### Exercise description
Can you copy out the data exactly? Leave the images out.

>> start Exercise data

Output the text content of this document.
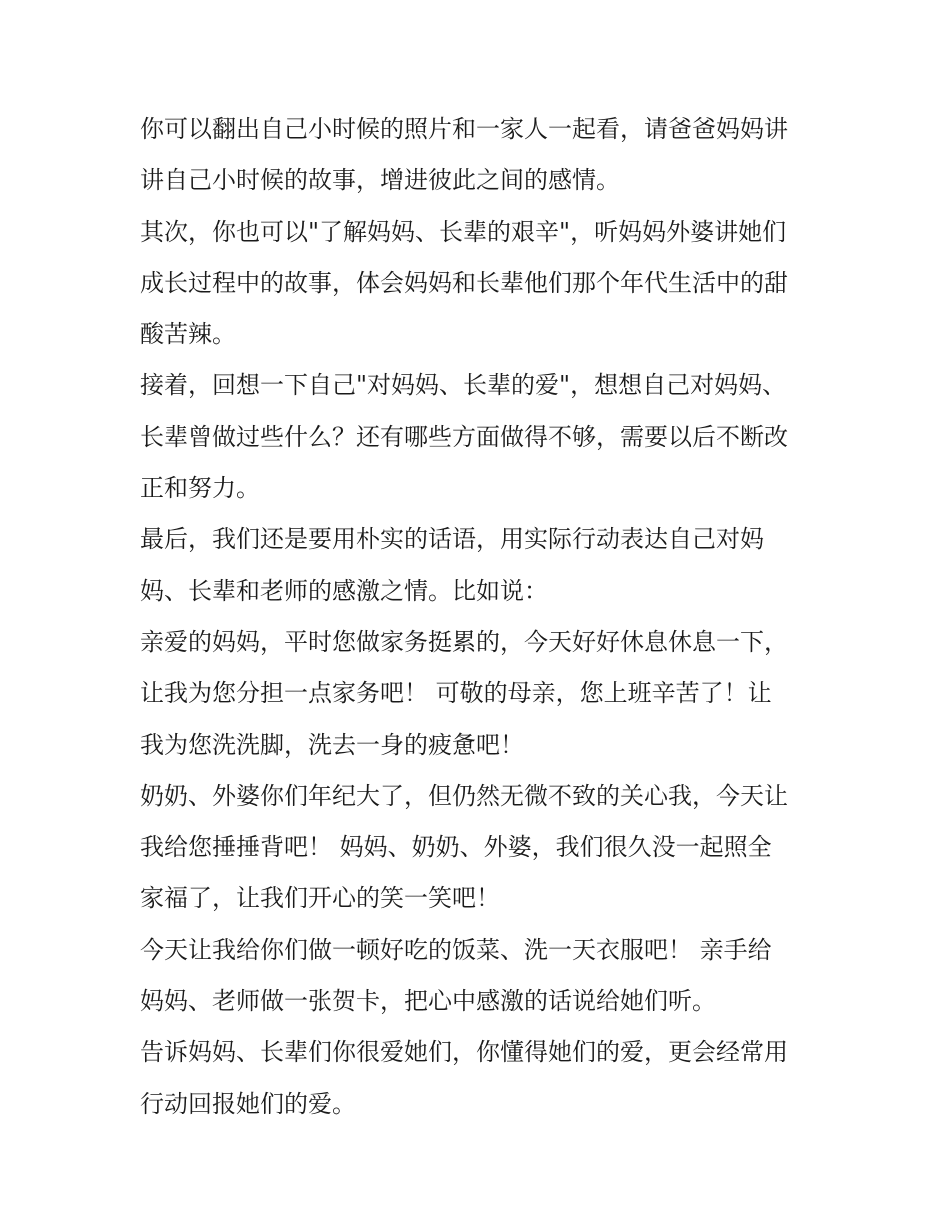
你可以翻出自己小时候的照片和一家人一起看，请爸爸妈妈讲
讲自己小时候的故事，增进彼此之间的感情。

其次，你也可以"了解妈妈、长辈的艰辛"，听妈妈外婆讲她们
成长过程中的故事，体会妈妈和长辈他们那个年代生活中的甜
酸苦辣。

接着，回想一下自己"对妈妈、长辈的爱"，想想自己对妈妈、
长辈曾做过些什么？还有哪些方面做得不够，需要以后不断改
正和努力。

最后，我们还是要用朴实的话语，用实际行动表达自己对妈
妈、长辈和老师的感激之情。比如说：

亲爱的妈妈，平时您做家务挺累的，今天好好休息休息一下，
让我为您分担一点家务吧！ 可敬的母亲，您上班辛苦了！让
我为您洗洗脚，洗去一身的疲惫吧！

奶奶、外婆你们年纪大了，但仍然无微不致的关心我，今天让
我给您捶捶背吧！ 妈妈、奶奶、外婆，我们很久没一起照全
家福了，让我们开心的笑一笑吧！

今天让我给你们做一顿好吃的饭菜、洗一天衣服吧！ 亲手给
妈妈、老师做一张贺卡，把心中感激的话说给她们听。

告诉妈妈、长辈们你很爱她们，你懂得她们的爱，更会经常用
行动回报她们的爱。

>> end Exercise data

### Task output
Output the text content of this document.
你可以翻出自己小时候的照片和一家人一起看，请爸爸妈妈讲
讲自己小时候的故事，增进彼此之间的感情。

其次，你也可以"了解妈妈、长辈的艰辛"，听妈妈外婆讲她们
成长过程中的故事，体会妈妈和长辈他们那个年代生活中的甜
酸苦辣。

接着，回想一下自己"对妈妈、长辈的爱"，想想自己对妈妈、
长辈曾做过些什么？还有哪些方面做得不够，需要以后不断改
正和努力。

最后，我们还是要用朴实的话语，用实际行动表达自己对妈
妈、长辈和老师的感激之情。比如说：

亲爱的妈妈，平时您做家务挺累的，今天好好休息休息一下，
让我为您分担一点家务吧！ 可敬的母亲，您上班辛苦了！让
我为您洗洗脚，洗去一身的疲惫吧！

奶奶、外婆你们年纪大了，但仍然无微不致的关心我，今天让
我给您捶捶背吧！ 妈妈、奶奶、外婆，我们很久没一起照全
家福了，让我们开心的笑一笑吧！

今天让我给你们做一顿好吃的饭菜、洗一天衣服吧！ 亲手给
妈妈、老师做一张贺卡，把心中感激的话说给她们听。

告诉妈妈、长辈们你很爱她们，你懂得她们的爱，更会经常用
行动回报她们的爱。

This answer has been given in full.